# [Objective]
Find the lines with "this" in them and copy them out.

# [Input records]
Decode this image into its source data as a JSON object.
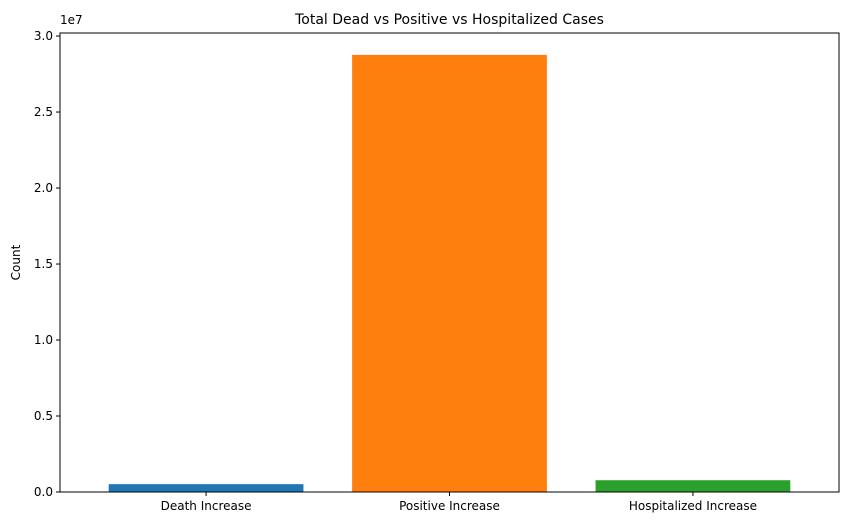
{
  "chart_data": {
    "type": "bar",
    "title": "Total Dead vs Positive vs Hospitalized Cases",
    "xlabel": "",
    "ylabel": "Count",
    "offset_label": "1e7",
    "categories": [
      "Death Increase",
      "Positive Increase",
      "Hospitalized Increase"
    ],
    "values": [
      515000,
      28760000,
      775000
    ],
    "colors": [
      "#1f77b4",
      "#ff7f0e",
      "#2ca02c"
    ],
    "ylim": [
      0,
      30200000
    ],
    "yticks": [
      0,
      5000000,
      10000000,
      15000000,
      20000000,
      25000000,
      30000000
    ],
    "ytick_labels": [
      "0.0",
      "0.5",
      "1.0",
      "1.5",
      "2.0",
      "2.5",
      "3.0"
    ],
    "grid": false,
    "legend": "none"
  }
}
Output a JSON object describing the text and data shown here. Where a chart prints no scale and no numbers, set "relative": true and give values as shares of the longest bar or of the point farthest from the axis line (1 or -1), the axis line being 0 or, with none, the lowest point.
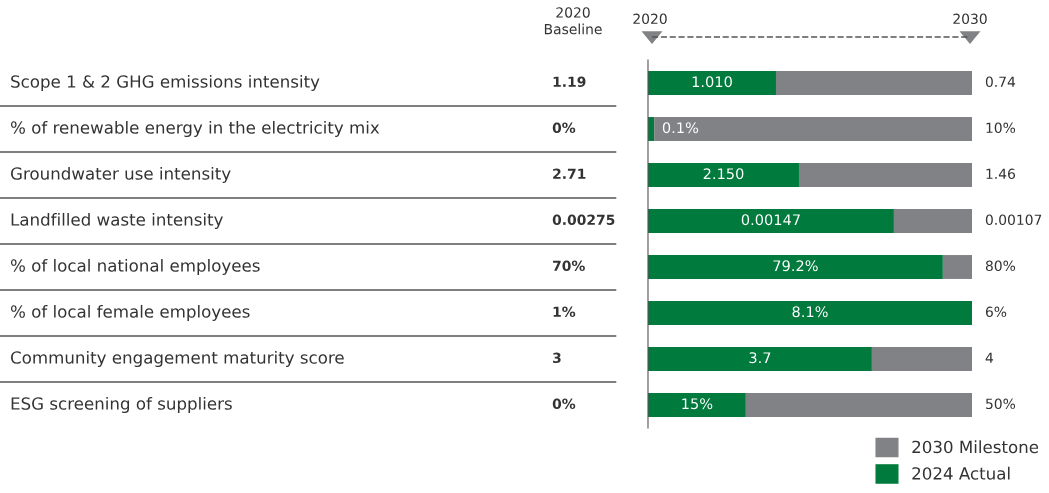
{
  "chart_data": {
    "type": "bar",
    "orientation": "horizontal",
    "stacked": true,
    "relative": true,
    "categories": [
      "Scope 1 & 2 GHG emissions intensity",
      "% of renewable energy in the electricity mix",
      "Groundwater use intensity",
      "Landfilled waste intensity",
      "% of local national employees",
      "% of local female employees",
      "Community engagement maturity score",
      "ESG screening of suppliers"
    ],
    "series": [
      {
        "name": "2024 Actual",
        "color": "#007a3d",
        "values": [
          0.395,
          0.019,
          0.466,
          0.759,
          0.91,
          1.0,
          0.691,
          0.302
        ]
      },
      {
        "name": "2030 Milestone",
        "color": "#808285",
        "values": [
          0.605,
          0.981,
          0.534,
          0.241,
          0.09,
          0.0,
          0.309,
          0.698
        ]
      }
    ],
    "annotations": [
      "2020\nBaseline",
      "2020",
      "2030",
      "1.19",
      "0%",
      "2.71",
      "0.00275",
      "70%",
      "1%",
      "3",
      "0%",
      "1.010",
      "0.1%",
      "2.150",
      "0.00147",
      "79.2%",
      "8.1%",
      "3.7",
      "15%",
      "0.74",
      "10%",
      "1.46",
      "0.00107",
      "80%",
      "6%",
      "4",
      "50%"
    ],
    "legend": "bottom right"
  }
}
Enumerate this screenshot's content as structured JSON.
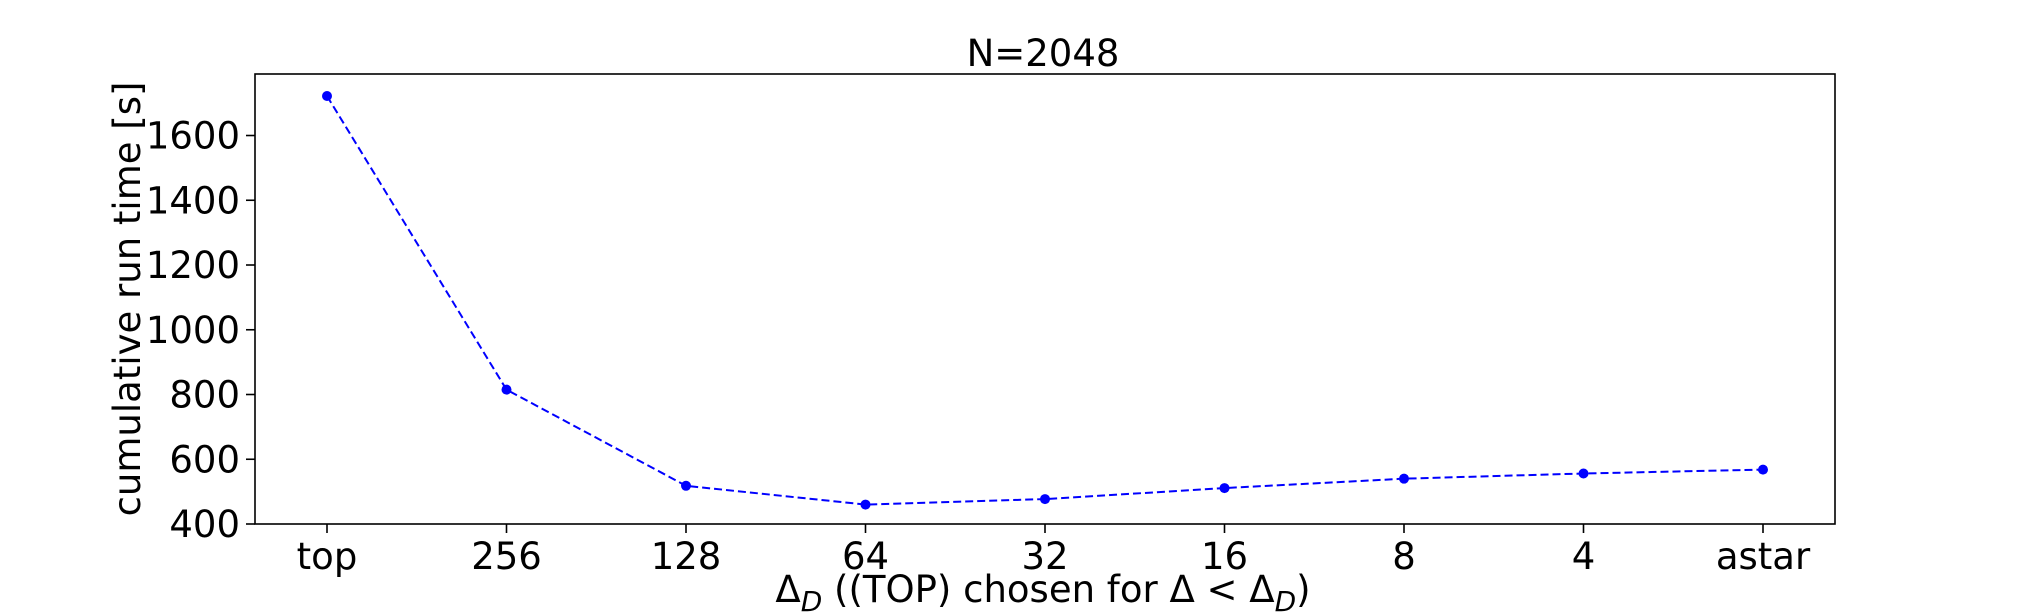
{
  "chart_data": {
    "type": "line",
    "title": "N=2048",
    "xlabel": {
      "delta": "Δ",
      "sub": "D",
      "middle": " ((TOP) chosen for Δ < Δ",
      "sub2": "D",
      "end": ")"
    },
    "ylabel": "cumulative run time [s]",
    "categories": [
      "top",
      "256",
      "128",
      "64",
      "32",
      "16",
      "8",
      "4",
      "astar"
    ],
    "series": [
      {
        "values": [
          1722,
          815,
          518,
          460,
          477,
          511,
          540,
          556,
          568
        ],
        "color": "#0000ff",
        "line_style": "dashed",
        "marker": "circle"
      }
    ],
    "ylim": [
      400,
      1790
    ],
    "yticks": [
      400,
      600,
      800,
      1000,
      1200,
      1400,
      1600
    ],
    "grid": false,
    "legend": "none"
  }
}
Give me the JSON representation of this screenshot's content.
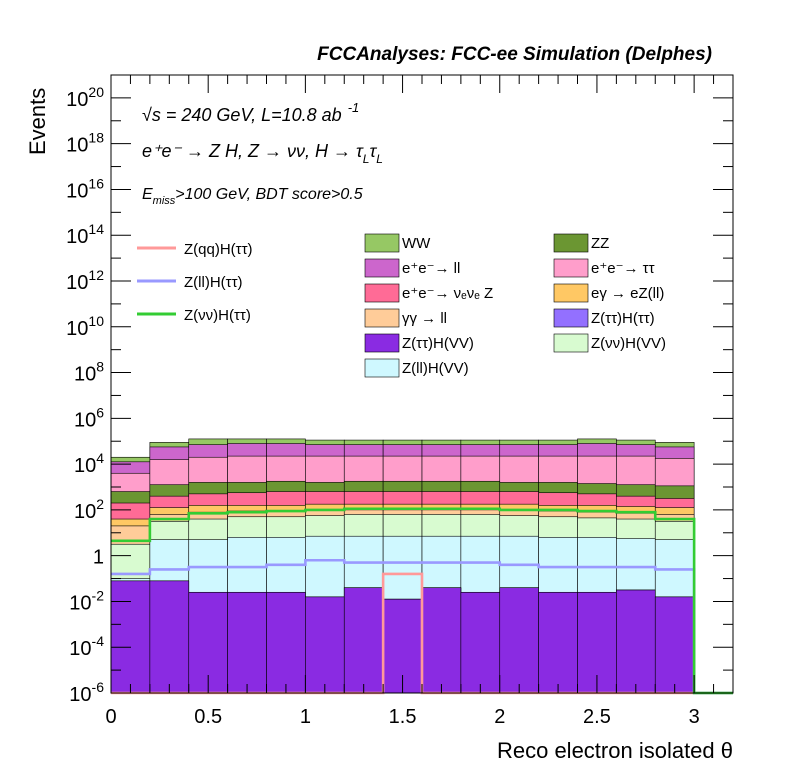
{
  "chart_data": {
    "type": "area",
    "title": "FCCAnalyses: FCC-ee Simulation (Delphes)",
    "xlabel": "Reco electron isolated θ",
    "ylabel": "Events",
    "xlim": [
      0,
      3.2
    ],
    "ylim_log10": [
      -6,
      21
    ],
    "yscale": "log",
    "x_tick_labels": [
      "0",
      "0.5",
      "1",
      "1.5",
      "2",
      "2.5",
      "3"
    ],
    "y_tick_labels": [
      {
        "base": "10",
        "exp": "20"
      },
      {
        "base": "10",
        "exp": "18"
      },
      {
        "base": "10",
        "exp": "16"
      },
      {
        "base": "10",
        "exp": "14"
      },
      {
        "base": "10",
        "exp": "12"
      },
      {
        "base": "10",
        "exp": "10"
      },
      {
        "base": "10",
        "exp": "8"
      },
      {
        "base": "10",
        "exp": "6"
      },
      {
        "base": "10",
        "exp": "4"
      },
      {
        "base": "10",
        "exp": "2"
      },
      {
        "base": "1",
        "exp": ""
      },
      {
        "base": "10",
        "exp": "-2"
      },
      {
        "base": "10",
        "exp": "-4"
      },
      {
        "base": "10",
        "exp": "-6"
      }
    ],
    "annotations": {
      "line1": "√s = 240 GeV, L=10.8 ab",
      "line1_sup": "-1",
      "line2": "e⁺e⁻ → Z H, Z → νν, H → τ",
      "line2_sub1": "L",
      "line2_tau": "τ",
      "line2_sub2": "L",
      "line3_pre": "E",
      "line3_sub": "miss",
      "line3_post": ">100 GeV, BDT score>0.5"
    },
    "bin_edges": [
      0,
      0.2,
      0.4,
      0.6,
      0.8,
      1.0,
      1.2,
      1.4,
      1.6,
      1.8,
      2.0,
      2.2,
      2.4,
      2.6,
      2.8,
      3.0,
      3.2
    ],
    "stack_note": "Stacked backgrounds listed bottom-to-top; value is cumulative log10(events) at top edge of each layer per bin",
    "stack": [
      {
        "name": "Z(ττ)H(VV)",
        "color": "#8a2be2",
        "log10_top": [
          -1.1,
          -1.1,
          -1.6,
          -1.6,
          -1.6,
          -1.8,
          -1.4,
          -1.9,
          -1.4,
          -1.6,
          -1.4,
          -1.6,
          -1.6,
          -1.5,
          -1.8,
          -9
        ]
      },
      {
        "name": "Z(ττ)H(ττ)",
        "color": "#9370ff",
        "log10_top": [
          -1.1,
          -1.1,
          -1.6,
          -1.6,
          -1.6,
          -1.8,
          -1.4,
          -1.9,
          -1.4,
          -1.6,
          -1.4,
          -1.6,
          -1.6,
          -1.5,
          -1.8,
          -9
        ]
      },
      {
        "name": "Z(ll)H(VV)",
        "color": "#cff8ff",
        "log10_top": [
          -1.0,
          0.7,
          0.7,
          0.8,
          0.8,
          0.85,
          0.85,
          0.85,
          0.85,
          0.85,
          0.85,
          0.8,
          0.8,
          0.75,
          0.7,
          -9
        ]
      },
      {
        "name": "Z(νν)H(VV)",
        "color": "#d8fbd0",
        "log10_top": [
          0.5,
          1.5,
          1.6,
          1.7,
          1.7,
          1.75,
          1.8,
          1.8,
          1.8,
          1.8,
          1.75,
          1.7,
          1.65,
          1.6,
          1.5,
          -9
        ]
      },
      {
        "name": "γγ → ll",
        "color": "#ffcc99",
        "log10_top": [
          1.3,
          1.8,
          1.9,
          1.95,
          1.95,
          2.0,
          2.0,
          2.0,
          2.0,
          2.0,
          2.0,
          1.95,
          1.9,
          1.85,
          1.8,
          -9
        ]
      },
      {
        "name": "eγ → eZ(ll)",
        "color": "#ffc864",
        "log10_top": [
          1.6,
          2.1,
          2.2,
          2.2,
          2.2,
          2.25,
          2.25,
          2.25,
          2.25,
          2.25,
          2.25,
          2.2,
          2.2,
          2.15,
          2.1,
          -9
        ]
      },
      {
        "name": "e⁺e⁻→ ν_eν_e Z",
        "color": "#ff6b96",
        "log10_top": [
          2.3,
          2.6,
          2.7,
          2.75,
          2.8,
          2.8,
          2.8,
          2.8,
          2.8,
          2.8,
          2.8,
          2.75,
          2.7,
          2.6,
          2.5,
          -9
        ]
      },
      {
        "name": "ZZ",
        "color": "#6b9632",
        "log10_top": [
          2.8,
          3.1,
          3.2,
          3.2,
          3.25,
          3.2,
          3.25,
          3.25,
          3.25,
          3.25,
          3.2,
          3.2,
          3.15,
          3.1,
          3.05,
          -9
        ]
      },
      {
        "name": "e⁺e⁻→ ττ",
        "color": "#ff9ecb",
        "log10_top": [
          3.6,
          4.2,
          4.3,
          4.35,
          4.35,
          4.35,
          4.35,
          4.35,
          4.35,
          4.35,
          4.35,
          4.35,
          4.35,
          4.35,
          4.25,
          -9
        ]
      },
      {
        "name": "e⁺e⁻→ ll",
        "color": "#cc66cc",
        "log10_top": [
          4.1,
          4.75,
          4.85,
          4.9,
          4.9,
          4.85,
          4.85,
          4.85,
          4.85,
          4.85,
          4.85,
          4.85,
          4.9,
          4.85,
          4.75,
          -9
        ]
      },
      {
        "name": "WW",
        "color": "#96c864",
        "log10_top": [
          4.3,
          4.95,
          5.1,
          5.1,
          5.1,
          5.05,
          5.05,
          5.05,
          5.05,
          5.05,
          5.05,
          5.05,
          5.1,
          5.05,
          4.95,
          -9
        ]
      }
    ],
    "lines": [
      {
        "name": "Z(qq)H(ττ)",
        "color": "#ff9999",
        "log10": [
          -9,
          -9,
          -9,
          -9,
          -9,
          -9,
          -9,
          -0.8,
          -9,
          -9,
          -9,
          -9,
          -9,
          -9,
          -9,
          -9
        ]
      },
      {
        "name": "Z(ll)H(ττ)",
        "color": "#9999ff",
        "log10": [
          -0.8,
          -0.6,
          -0.5,
          -0.5,
          -0.4,
          -0.2,
          -0.3,
          -0.3,
          -0.3,
          -0.3,
          -0.4,
          -0.5,
          -0.5,
          -0.5,
          -0.6,
          -9
        ]
      },
      {
        "name": "Z(νν)H(ττ)",
        "color": "#33cc33",
        "log10": [
          0.65,
          1.6,
          1.85,
          1.9,
          1.95,
          2.0,
          2.05,
          2.05,
          2.05,
          2.05,
          2.0,
          2.0,
          1.95,
          1.9,
          1.6,
          -9
        ]
      }
    ],
    "legend_lines": [
      {
        "name": "Z(qq)H(ττ)",
        "color": "#ff9999"
      },
      {
        "name": "Z(ll)H(ττ)",
        "color": "#9999ff"
      },
      {
        "name": "Z(νν)H(ττ)",
        "color": "#33cc33"
      }
    ],
    "legend_fill": [
      {
        "name": "WW",
        "color": "#96c864"
      },
      {
        "name": "ZZ",
        "color": "#6b9632"
      },
      {
        "name": "e⁺e⁻→ ll",
        "color": "#cc66cc"
      },
      {
        "name": "e⁺e⁻→ ττ",
        "color": "#ff9ecb"
      },
      {
        "name": "e⁺e⁻→ νₑνₑ Z",
        "color": "#ff6b96"
      },
      {
        "name": "eγ → eZ(ll)",
        "color": "#ffc864"
      },
      {
        "name": "γγ → ll",
        "color": "#ffcc99"
      },
      {
        "name": "Z(ττ)H(ττ)",
        "color": "#9370ff"
      },
      {
        "name": "Z(ττ)H(VV)",
        "color": "#8a2be2"
      },
      {
        "name": "Z(νν)H(VV)",
        "color": "#d8fbd0"
      },
      {
        "name": "Z(ll)H(VV)",
        "color": "#cff8ff"
      }
    ]
  }
}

# [Complete output]
Decode this image into its source data as a JSON object.
Enumerate this screenshot's content as structured JSON.
Give me the JSON representation of this screenshot's content.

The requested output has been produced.